**Task prompt:** Every line holding the word "người" counts once. Give the total, nothing more.

** begin Exercise materials **

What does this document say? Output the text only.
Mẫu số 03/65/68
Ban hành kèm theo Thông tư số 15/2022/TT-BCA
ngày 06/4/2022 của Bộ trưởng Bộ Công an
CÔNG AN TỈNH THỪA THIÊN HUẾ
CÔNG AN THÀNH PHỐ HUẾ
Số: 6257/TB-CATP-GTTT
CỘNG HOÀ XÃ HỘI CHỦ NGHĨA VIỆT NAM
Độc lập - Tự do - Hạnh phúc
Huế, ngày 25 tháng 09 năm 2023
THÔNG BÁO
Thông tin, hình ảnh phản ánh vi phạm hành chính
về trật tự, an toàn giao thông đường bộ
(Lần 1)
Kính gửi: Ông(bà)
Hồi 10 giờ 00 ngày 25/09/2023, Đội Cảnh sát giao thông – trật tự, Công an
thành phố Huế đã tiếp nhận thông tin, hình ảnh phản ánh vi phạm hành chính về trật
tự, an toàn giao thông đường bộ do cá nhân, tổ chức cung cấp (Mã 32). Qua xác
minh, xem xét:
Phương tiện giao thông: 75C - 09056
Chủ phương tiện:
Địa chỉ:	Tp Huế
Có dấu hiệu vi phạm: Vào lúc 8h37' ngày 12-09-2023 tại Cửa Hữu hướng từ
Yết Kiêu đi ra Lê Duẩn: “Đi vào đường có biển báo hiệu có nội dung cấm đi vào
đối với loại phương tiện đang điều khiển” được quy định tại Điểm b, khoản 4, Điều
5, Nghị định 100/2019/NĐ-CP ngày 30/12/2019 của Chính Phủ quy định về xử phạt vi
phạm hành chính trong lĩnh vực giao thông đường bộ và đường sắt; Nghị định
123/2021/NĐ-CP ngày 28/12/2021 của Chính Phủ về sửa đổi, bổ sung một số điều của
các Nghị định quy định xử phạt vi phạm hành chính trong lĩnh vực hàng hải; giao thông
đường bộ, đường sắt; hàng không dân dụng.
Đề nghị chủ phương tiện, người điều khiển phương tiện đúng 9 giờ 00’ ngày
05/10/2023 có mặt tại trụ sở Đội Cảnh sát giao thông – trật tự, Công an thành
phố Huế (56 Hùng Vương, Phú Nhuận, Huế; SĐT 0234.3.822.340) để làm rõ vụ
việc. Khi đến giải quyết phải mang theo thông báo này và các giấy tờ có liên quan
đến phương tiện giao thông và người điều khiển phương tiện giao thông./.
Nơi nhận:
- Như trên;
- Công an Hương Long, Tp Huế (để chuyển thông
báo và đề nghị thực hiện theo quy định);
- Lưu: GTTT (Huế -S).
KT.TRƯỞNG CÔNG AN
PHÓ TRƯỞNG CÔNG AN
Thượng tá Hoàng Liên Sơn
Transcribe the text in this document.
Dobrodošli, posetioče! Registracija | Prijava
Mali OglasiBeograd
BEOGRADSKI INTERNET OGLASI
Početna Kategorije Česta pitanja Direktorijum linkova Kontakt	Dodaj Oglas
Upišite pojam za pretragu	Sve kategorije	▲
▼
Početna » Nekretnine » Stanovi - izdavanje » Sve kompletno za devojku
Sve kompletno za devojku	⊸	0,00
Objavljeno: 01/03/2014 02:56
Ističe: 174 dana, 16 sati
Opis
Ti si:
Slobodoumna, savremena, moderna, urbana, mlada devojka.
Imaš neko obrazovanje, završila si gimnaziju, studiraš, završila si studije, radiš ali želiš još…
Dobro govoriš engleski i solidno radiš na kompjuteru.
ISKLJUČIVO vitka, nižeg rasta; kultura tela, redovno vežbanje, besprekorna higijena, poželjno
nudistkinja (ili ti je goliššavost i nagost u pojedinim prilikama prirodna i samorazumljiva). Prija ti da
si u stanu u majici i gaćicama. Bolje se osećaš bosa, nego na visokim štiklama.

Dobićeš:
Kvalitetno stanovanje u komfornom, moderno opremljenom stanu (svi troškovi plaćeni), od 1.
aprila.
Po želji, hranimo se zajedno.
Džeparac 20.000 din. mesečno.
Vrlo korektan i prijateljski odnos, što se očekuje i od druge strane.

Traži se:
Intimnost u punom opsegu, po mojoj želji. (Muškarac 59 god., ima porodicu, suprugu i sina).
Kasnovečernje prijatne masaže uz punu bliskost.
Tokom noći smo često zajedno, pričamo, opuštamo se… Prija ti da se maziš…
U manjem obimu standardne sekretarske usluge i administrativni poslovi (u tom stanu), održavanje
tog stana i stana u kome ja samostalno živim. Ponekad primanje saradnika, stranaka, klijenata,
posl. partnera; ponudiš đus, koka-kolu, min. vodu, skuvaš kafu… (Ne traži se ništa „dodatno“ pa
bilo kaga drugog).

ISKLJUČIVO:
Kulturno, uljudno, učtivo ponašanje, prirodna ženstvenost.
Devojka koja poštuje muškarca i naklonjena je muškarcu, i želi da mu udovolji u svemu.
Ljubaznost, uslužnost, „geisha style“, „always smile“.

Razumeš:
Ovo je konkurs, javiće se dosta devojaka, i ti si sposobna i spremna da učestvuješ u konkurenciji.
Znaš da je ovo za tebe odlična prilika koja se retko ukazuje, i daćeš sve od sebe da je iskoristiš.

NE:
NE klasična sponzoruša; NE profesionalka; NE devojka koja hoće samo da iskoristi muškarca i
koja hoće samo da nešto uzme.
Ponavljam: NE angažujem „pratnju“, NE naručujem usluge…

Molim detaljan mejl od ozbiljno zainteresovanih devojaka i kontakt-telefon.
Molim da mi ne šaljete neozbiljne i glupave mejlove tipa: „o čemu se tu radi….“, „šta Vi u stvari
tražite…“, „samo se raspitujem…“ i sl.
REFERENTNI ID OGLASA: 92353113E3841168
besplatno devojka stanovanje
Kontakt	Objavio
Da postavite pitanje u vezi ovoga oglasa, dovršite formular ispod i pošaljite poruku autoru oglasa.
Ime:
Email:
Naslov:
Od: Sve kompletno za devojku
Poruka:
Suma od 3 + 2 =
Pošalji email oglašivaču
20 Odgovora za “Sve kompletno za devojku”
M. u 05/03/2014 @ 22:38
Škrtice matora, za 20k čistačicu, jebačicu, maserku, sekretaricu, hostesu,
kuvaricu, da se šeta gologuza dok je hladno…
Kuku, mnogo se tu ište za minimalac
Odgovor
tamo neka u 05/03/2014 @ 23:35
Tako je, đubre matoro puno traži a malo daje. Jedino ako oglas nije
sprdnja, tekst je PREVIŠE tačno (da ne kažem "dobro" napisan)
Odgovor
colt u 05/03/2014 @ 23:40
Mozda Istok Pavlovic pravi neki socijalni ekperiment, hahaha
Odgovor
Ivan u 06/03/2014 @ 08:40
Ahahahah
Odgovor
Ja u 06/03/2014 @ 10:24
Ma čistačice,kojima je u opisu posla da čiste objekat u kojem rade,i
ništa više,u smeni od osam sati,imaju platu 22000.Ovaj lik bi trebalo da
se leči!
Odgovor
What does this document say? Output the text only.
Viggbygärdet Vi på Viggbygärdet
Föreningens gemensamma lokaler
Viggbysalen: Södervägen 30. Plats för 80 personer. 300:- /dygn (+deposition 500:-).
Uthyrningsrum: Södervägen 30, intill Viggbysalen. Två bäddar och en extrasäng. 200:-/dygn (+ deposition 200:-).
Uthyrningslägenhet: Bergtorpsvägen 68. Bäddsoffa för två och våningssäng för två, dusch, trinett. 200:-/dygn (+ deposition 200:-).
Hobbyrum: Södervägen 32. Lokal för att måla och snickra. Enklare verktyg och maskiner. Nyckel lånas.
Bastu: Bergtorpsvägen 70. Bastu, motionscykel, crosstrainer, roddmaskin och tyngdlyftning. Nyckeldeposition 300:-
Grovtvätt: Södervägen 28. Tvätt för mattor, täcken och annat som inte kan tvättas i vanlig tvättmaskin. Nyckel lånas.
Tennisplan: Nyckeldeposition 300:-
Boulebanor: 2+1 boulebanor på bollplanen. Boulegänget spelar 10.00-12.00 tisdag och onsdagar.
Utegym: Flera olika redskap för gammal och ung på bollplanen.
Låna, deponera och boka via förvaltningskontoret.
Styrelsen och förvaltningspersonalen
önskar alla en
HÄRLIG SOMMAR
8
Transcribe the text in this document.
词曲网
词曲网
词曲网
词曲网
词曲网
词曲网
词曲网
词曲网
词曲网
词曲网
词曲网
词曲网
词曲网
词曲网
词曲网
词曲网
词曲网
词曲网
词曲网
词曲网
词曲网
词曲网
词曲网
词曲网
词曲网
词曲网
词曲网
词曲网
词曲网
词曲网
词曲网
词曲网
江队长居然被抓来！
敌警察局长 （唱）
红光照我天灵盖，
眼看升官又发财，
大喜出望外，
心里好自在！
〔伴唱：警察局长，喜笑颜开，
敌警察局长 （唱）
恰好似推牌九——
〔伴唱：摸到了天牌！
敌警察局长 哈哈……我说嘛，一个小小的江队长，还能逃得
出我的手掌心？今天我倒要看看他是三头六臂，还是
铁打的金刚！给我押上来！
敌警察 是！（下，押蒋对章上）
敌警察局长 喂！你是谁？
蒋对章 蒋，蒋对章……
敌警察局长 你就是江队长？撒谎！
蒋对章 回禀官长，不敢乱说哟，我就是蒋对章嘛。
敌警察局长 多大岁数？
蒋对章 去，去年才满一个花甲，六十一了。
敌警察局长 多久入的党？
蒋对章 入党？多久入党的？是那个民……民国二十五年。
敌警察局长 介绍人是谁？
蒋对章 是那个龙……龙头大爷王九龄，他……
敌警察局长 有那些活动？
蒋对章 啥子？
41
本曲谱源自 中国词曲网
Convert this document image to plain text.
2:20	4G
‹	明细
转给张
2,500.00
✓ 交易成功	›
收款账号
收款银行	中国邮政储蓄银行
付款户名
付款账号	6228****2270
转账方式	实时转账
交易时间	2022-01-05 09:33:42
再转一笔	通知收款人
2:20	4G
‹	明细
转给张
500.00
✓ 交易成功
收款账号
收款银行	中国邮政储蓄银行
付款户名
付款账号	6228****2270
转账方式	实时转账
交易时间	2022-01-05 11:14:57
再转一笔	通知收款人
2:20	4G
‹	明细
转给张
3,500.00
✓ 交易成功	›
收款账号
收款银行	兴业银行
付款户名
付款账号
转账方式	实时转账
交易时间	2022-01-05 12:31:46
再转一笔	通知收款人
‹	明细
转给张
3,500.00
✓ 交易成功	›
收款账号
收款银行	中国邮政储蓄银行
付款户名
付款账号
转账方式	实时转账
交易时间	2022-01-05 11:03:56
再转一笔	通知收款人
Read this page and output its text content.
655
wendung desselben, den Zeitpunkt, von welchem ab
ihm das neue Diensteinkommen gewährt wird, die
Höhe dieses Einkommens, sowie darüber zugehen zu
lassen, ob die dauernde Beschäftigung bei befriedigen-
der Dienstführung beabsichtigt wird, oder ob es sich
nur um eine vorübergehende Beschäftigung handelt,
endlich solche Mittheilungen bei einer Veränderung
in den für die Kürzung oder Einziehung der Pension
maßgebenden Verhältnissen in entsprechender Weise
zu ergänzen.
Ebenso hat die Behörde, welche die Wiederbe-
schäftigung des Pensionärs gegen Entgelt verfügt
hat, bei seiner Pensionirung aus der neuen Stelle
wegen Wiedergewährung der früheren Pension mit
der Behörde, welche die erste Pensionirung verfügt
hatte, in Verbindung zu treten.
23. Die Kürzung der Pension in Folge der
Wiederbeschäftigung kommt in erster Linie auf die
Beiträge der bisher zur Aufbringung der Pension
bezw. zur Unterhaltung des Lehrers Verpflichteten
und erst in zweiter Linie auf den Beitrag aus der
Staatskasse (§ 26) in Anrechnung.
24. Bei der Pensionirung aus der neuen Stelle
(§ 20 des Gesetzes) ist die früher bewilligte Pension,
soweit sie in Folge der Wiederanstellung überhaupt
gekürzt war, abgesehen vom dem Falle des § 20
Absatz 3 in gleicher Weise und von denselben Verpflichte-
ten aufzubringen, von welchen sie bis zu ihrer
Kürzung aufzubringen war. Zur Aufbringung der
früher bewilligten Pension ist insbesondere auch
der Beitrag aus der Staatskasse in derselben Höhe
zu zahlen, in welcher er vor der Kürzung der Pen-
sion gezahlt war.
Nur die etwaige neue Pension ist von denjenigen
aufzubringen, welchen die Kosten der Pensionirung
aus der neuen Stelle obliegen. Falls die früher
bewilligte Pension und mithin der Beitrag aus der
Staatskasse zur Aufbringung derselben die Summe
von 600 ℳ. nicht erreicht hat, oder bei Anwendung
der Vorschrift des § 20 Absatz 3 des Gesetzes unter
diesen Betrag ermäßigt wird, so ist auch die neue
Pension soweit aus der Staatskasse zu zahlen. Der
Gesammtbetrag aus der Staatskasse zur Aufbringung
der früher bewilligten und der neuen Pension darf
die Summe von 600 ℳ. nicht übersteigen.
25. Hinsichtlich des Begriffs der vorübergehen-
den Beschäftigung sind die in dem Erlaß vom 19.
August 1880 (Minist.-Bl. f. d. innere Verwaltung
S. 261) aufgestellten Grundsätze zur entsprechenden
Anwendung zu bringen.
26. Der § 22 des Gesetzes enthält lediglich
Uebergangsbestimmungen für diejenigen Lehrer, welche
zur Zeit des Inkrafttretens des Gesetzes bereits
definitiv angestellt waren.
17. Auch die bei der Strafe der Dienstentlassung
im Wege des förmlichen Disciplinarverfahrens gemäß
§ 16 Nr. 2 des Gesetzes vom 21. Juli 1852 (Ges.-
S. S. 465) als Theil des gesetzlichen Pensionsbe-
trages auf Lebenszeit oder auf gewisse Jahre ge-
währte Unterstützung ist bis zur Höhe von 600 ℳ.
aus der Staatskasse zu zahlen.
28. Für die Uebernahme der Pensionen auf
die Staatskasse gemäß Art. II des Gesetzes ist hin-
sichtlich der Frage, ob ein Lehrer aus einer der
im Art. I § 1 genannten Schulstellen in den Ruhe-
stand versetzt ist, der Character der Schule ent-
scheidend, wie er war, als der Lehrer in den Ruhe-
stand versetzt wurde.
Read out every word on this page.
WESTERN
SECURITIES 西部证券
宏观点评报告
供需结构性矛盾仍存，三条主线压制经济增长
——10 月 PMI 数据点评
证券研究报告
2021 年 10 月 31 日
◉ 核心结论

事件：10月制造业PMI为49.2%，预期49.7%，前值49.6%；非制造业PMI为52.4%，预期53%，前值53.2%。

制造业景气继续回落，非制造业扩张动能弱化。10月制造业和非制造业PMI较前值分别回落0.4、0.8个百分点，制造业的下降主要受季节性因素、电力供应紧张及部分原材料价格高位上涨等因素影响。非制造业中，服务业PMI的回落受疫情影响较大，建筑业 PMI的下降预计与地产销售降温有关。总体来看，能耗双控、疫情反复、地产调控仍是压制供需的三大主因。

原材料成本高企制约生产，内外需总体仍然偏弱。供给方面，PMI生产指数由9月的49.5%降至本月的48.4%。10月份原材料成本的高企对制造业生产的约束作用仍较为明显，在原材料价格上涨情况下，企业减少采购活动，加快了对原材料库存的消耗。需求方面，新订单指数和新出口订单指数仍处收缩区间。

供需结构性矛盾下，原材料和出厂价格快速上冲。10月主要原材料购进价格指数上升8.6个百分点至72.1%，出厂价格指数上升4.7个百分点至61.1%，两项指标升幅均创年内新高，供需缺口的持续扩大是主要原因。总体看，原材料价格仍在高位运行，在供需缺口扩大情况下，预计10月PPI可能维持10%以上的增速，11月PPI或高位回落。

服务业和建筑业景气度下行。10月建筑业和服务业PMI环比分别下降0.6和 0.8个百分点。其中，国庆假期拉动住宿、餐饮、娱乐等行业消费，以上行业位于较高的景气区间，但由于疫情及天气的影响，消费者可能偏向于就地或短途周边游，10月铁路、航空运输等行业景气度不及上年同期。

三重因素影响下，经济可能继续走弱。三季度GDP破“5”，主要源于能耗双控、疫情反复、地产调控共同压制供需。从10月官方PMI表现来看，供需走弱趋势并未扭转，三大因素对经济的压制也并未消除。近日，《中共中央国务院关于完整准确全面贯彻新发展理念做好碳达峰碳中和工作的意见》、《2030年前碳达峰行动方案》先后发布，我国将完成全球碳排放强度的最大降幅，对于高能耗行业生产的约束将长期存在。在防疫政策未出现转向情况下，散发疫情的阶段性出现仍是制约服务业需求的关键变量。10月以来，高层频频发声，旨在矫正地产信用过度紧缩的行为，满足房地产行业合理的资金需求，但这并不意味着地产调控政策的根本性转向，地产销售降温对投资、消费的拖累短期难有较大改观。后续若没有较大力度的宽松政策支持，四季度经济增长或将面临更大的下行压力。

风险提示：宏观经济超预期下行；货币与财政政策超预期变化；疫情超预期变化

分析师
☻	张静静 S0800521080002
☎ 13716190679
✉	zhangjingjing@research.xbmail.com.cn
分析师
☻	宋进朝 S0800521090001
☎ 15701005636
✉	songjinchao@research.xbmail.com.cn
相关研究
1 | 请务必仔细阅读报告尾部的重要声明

** end Exercise materials **

**Response below:** 2